GOAL: Look for the word "MONOBOX" in each line and report the count of matching lines, with nothing added.

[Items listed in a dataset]
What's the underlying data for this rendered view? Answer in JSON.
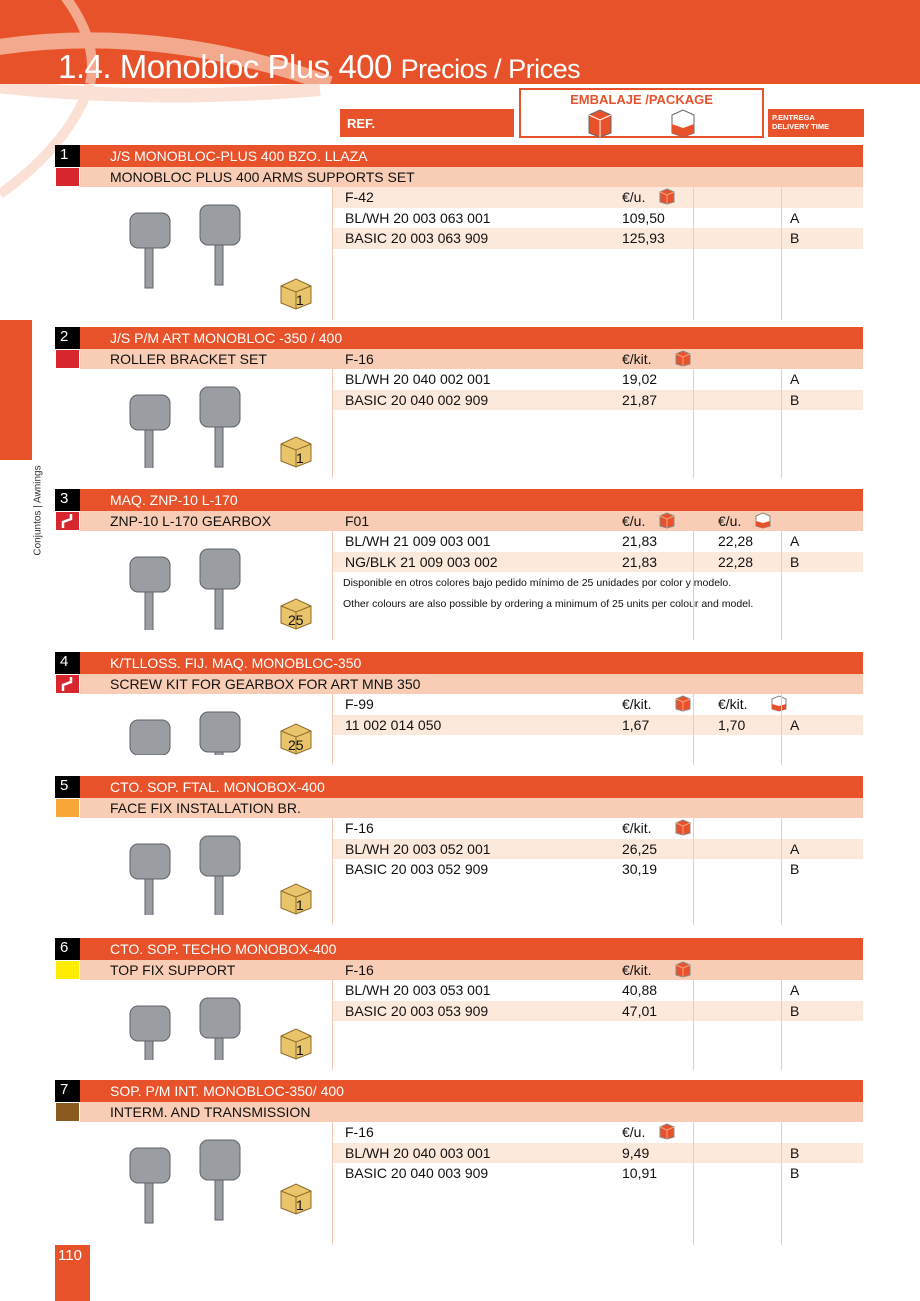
{
  "header": {
    "title_main": "1.4. Monobloc Plus 400",
    "title_sub": "Precios / Prices",
    "ref_label": "REF.",
    "package_label": "EMBALAJE /PACKAGE",
    "package_icons": [
      "box-closed-icon",
      "box-open-icon"
    ],
    "delivery_label_es": "P.ENTREGA",
    "delivery_label_en": "DELIVERY TIME"
  },
  "colors": {
    "accent": "#e8522a",
    "sub_band": "#f9cdb5",
    "light_band": "#fde8dc"
  },
  "side_tab": "Conjuntos | Awnings",
  "page_number": "110",
  "sections": [
    {
      "num": "1",
      "color": "#d7262e",
      "icon": "",
      "title": "J/S MONOBLOC-PLUS 400 BZO. LLAZA",
      "subtitle": "MONOBLOC PLUS 400 ARMS SUPPORTS SET",
      "pack_qty": "1",
      "sub_cells": {},
      "rows": [
        {
          "ref": "F-42",
          "p1": "€/u.",
          "p1icon": "closed"
        },
        {
          "ref": "BL/WH 20 003 063 001",
          "p1": "109,50",
          "d": "A"
        },
        {
          "ref": "BASIC   20 003 063 909",
          "p1": "125,93",
          "d": "B"
        }
      ]
    },
    {
      "num": "2",
      "color": "#d7262e",
      "icon": "",
      "title": "J/S P/M ART MONOBLOC -350 / 400",
      "subtitle": "ROLLER BRACKET SET",
      "pack_qty": "1",
      "sub_cells": {
        "ref": "F-16",
        "p1": "€/kit.",
        "p1icon": "closed"
      },
      "rows": [
        {
          "ref": "BL/WH 20 040 002 001",
          "p1": "19,02",
          "d": "A"
        },
        {
          "ref": "BASIC   20 040 002 909",
          "p1": "21,87",
          "d": "B"
        }
      ]
    },
    {
      "num": "3",
      "color": "#d7262e",
      "icon": "crank-icon",
      "title": "MAQ. ZNP-10 L-170",
      "subtitle": "ZNP-10 L-170 GEARBOX",
      "pack_qty": "25",
      "sub_cells": {
        "ref": "F01",
        "p1": "€/u.",
        "p1icon": "closed",
        "p2": "€/u.",
        "p2icon": "open"
      },
      "rows": [
        {
          "ref": "BL/WH  21 009 003 001",
          "p1": "21,83",
          "p2": "22,28",
          "d": "A"
        },
        {
          "ref": "NG/BLK 21 009 003 002",
          "p1": "21,83",
          "p2": "22,28",
          "d": "B"
        }
      ],
      "notes": [
        "Disponible en otros colores bajo pedido mínimo de 25 unidades por color y modelo.",
        "Other colours are also possible by ordering a minimum of 25 units per colour and model."
      ]
    },
    {
      "num": "4",
      "color": "#d7262e",
      "icon": "crank-icon",
      "title": "K/TLLOSS. FIJ. MAQ. MONOBLOC-350",
      "subtitle": "SCREW KIT FOR GEARBOX FOR  ART MNB 350",
      "pack_qty": "25",
      "sub_cells": {},
      "rows": [
        {
          "ref": "F-99",
          "p1": "€/kit.",
          "p1icon": "closed",
          "p2": "€/kit.",
          "p2icon": "open"
        },
        {
          "ref": "11 002 014 050",
          "p1": "1,67",
          "p2": "1,70",
          "d": "A"
        }
      ]
    },
    {
      "num": "5",
      "color": "#f7a738",
      "icon": "",
      "title": "CTO. SOP. FTAL. MONOBOX-400",
      "subtitle": "FACE FIX INSTALLATION BR.",
      "pack_qty": "1",
      "sub_cells": {},
      "rows": [
        {
          "ref": "F-16",
          "p1": "€/kit.",
          "p1icon": "closed"
        },
        {
          "ref": "BL/WH 20 003 052 001",
          "p1": "26,25",
          "d": "A"
        },
        {
          "ref": "BASIC   20 003 052 909",
          "p1": "30,19",
          "d": "B"
        }
      ]
    },
    {
      "num": "6",
      "color": "#ffec00",
      "icon": "",
      "title": "CTO. SOP. TECHO MONOBOX-400",
      "subtitle": "TOP FIX SUPPORT",
      "pack_qty": "1",
      "sub_cells": {
        "ref": "F-16",
        "p1": "€/kit.",
        "p1icon": "closed"
      },
      "rows": [
        {
          "ref": "BL/WH 20 003 053 001",
          "p1": "40,88",
          "d": "A"
        },
        {
          "ref": "BASIC   20 003 053 909",
          "p1": "47,01",
          "d": "B"
        }
      ]
    },
    {
      "num": "7",
      "color": "#8b5a1e",
      "icon": "",
      "title": "SOP. P/M INT. MONOBLOC-350/ 400",
      "subtitle": "INTERM. AND TRANSMISSION",
      "pack_qty": "1",
      "sub_cells": {},
      "rows": [
        {
          "ref": "F-16",
          "p1": "€/u.",
          "p1icon": "closed"
        },
        {
          "ref": "BL/WH 20 040 003 001",
          "p1": "9,49",
          "d": "B"
        },
        {
          "ref": "BASIC   20 040 003 909",
          "p1": "10,91",
          "d": "B"
        }
      ]
    }
  ]
}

SOLUTION: 2